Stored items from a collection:

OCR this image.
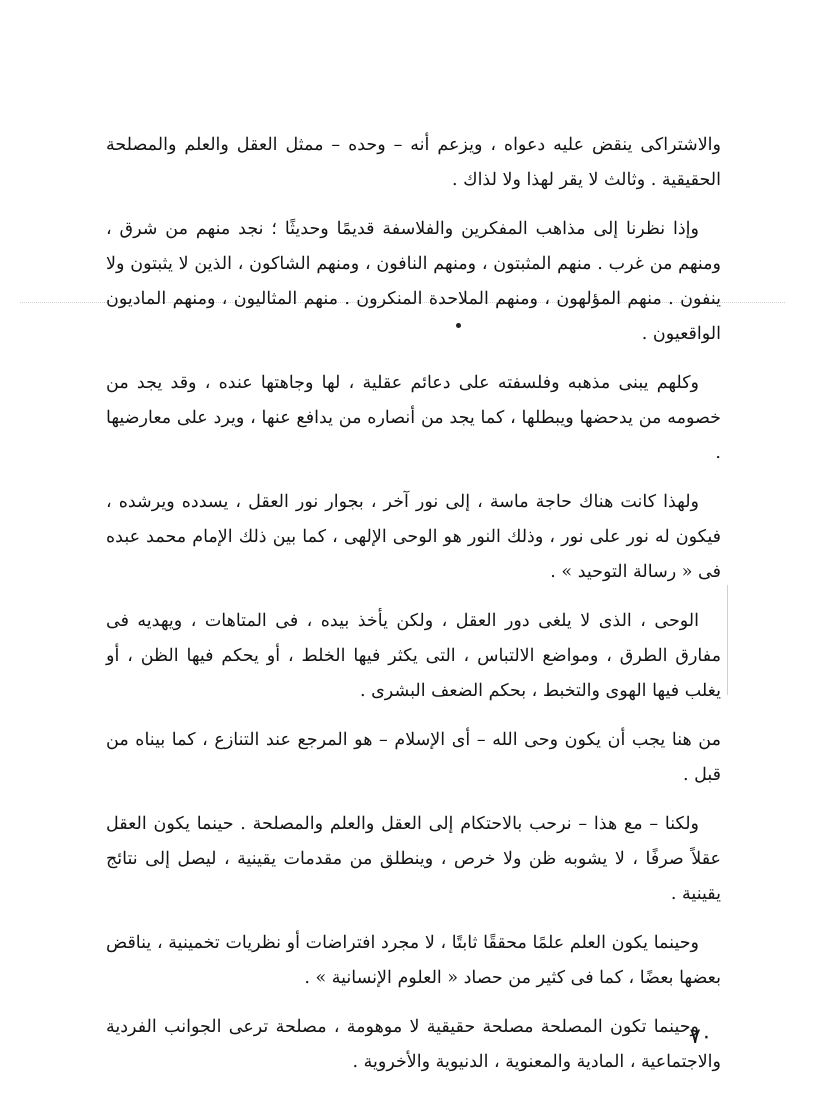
والاشتراكى ينقض عليه دعواه ، ويزعم أنه – وحده – ممثل العقل والعلم والمصلحة الحقيقية . وثالث لا يقر لهذا ولا لذاك .

وإذا نظرنا إلى مذاهب المفكرين والفلاسفة قديمًا وحديثًا ؛ نجد منهم من شرق ، ومنهم من غرب . منهم المثبتون ، ومنهم النافون ، ومنهم الشاكون ، الذين لا يثبتون ولا ينفون . منهم المؤلهون ، ومنهم الملاحدة المنكرون . منهم المثاليون ، ومنهم الماديون الواقعيون .

وكلهم يبنى مذهبه وفلسفته على دعائم عقلية ، لها وجاهتها عنده ، وقد يجد من خصومه من يدحضها ويبطلها ، كما يجد من أنصاره من يدافع عنها ، ويرد على معارضيها .

ولهذا كانت هناك حاجة ماسة ، إلى نور آخر ، بجوار نور العقل ، يسدده ويرشده ، فيكون له نور على نور ، وذلك النور هو الوحى الإلهى ، كما بين ذلك الإمام محمد عبده فى « رسالة التوحيد » .

الوحى ، الذى لا يلغى دور العقل ، ولكن يأخذ بيده ، فى المتاهات ، ويهديه فى مفارق الطرق ، ومواضع الالتباس ، التى يكثر فيها الخلط ، أو يحكم فيها الظن ، أو يغلب فيها الهوى والتخبط ، بحكم الضعف البشرى .

من هنا يجب أن يكون وحى الله – أى الإسلام – هو المرجع عند التنازع ، كما بيناه من قبل .

ولكنا – مع هذا – نرحب بالاحتكام إلى العقل والعلم والمصلحة . حينما يكون العقل عقلاً صرفًا ، لا يشوبه ظن ولا خرص ، وينطلق من مقدمات يقينية ، ليصل إلى نتائج يقينية .

وحينما يكون العلم علمًا محققًا ثابتًا ، لا مجرد افتراضات أو نظريات تخمينية ، يناقض بعضها بعضًا ، كما فى كثير من حصاد « العلوم الإنسانية » .

وحينما تكون المصلحة مصلحة حقيقية لا موهومة ، مصلحة ترعى الجوانب الفردية والاجتماعية ، المادية والمعنوية ، الدنيوية والأخروية .

٧٠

EXERCISE DESCRIPTION:
Check each line above for the word "والعلم", and copy the lines where it appears.

EXERCISE RESULT:
والاشتراكى ينقض عليه دعواه ، ويزعم أنه – وحده – ممثل العقل والعلم والمصلحة الحقيقية . وثالث لا يقر لهذا ولا لذاك .
ولكنا – مع هذا – نرحب بالاحتكام إلى العقل والعلم والمصلحة . حينما يكون العقل عقلاً صرفًا ، لا يشوبه ظن ولا خرص ، وينطلق من مقدمات يقينية ، ليصل إلى نتائج يقينية .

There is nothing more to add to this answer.